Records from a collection
· · · ·
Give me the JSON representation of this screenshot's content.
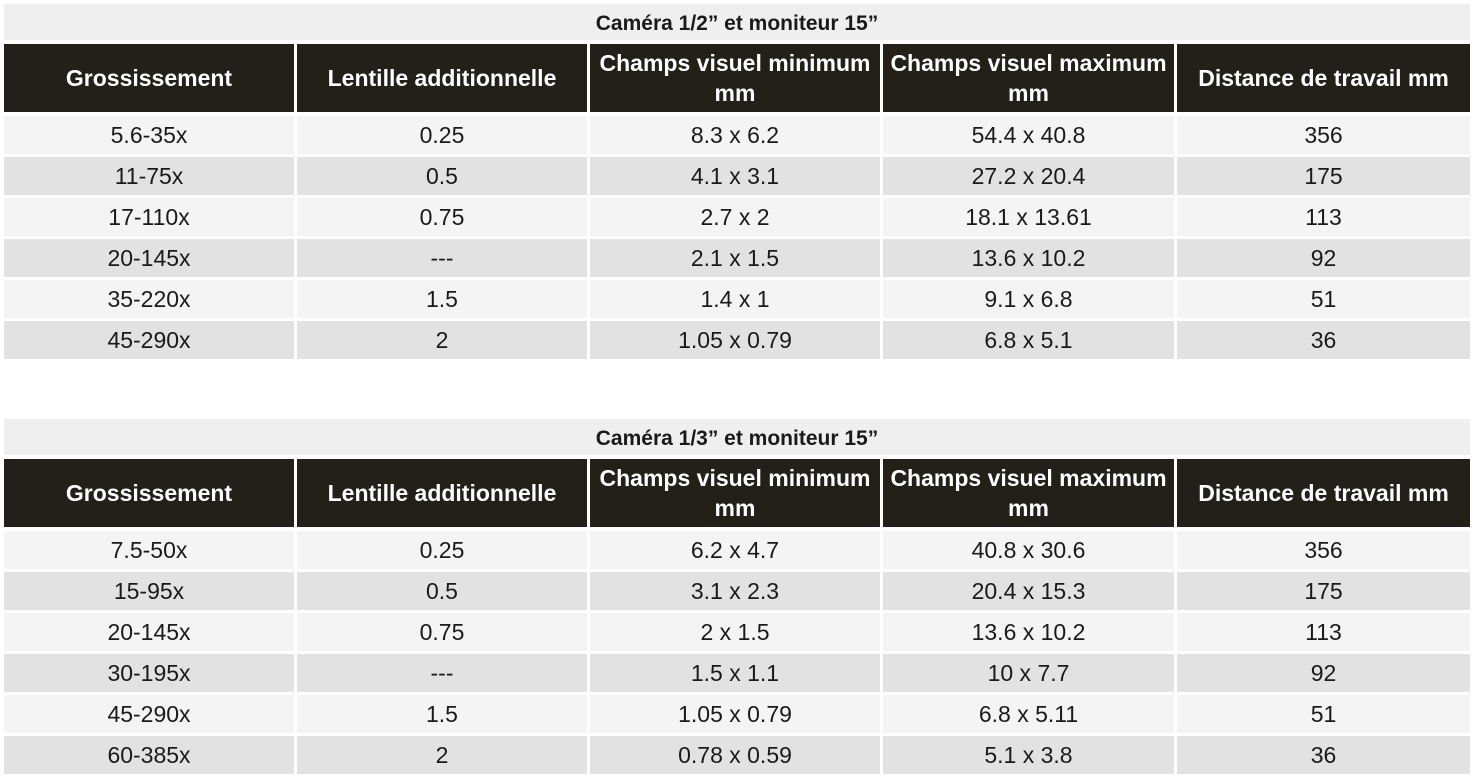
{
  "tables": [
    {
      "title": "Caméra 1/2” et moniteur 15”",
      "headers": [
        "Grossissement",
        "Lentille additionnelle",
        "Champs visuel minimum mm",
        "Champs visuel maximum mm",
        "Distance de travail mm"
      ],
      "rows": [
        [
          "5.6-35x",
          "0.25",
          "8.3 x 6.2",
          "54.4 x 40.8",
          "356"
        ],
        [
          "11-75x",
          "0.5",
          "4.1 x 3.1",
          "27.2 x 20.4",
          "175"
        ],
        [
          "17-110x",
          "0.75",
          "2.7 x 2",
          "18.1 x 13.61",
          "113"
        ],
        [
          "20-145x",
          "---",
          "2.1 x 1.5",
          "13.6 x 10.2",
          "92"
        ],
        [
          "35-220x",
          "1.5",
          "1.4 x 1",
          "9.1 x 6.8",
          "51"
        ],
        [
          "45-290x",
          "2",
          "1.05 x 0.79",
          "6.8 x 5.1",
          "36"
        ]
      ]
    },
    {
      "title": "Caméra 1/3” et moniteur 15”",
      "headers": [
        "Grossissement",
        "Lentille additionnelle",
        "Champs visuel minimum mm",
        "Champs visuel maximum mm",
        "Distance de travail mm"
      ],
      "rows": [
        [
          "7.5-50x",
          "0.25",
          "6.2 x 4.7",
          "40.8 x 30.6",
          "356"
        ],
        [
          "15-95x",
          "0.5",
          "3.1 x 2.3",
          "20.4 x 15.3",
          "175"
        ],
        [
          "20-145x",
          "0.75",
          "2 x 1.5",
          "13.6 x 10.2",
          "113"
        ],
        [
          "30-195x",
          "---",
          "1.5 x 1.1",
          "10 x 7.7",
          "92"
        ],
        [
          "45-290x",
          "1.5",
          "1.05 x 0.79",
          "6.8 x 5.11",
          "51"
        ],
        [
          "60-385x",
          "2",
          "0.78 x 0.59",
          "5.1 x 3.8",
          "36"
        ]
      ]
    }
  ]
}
· · · ·
**DIRECTIONS:**
Pick out the lines containing the string "title".

**ANSWER:**
      "title": "Caméra 1/2” et moniteur 15”",
      "title": "Caméra 1/3” et moniteur 15”",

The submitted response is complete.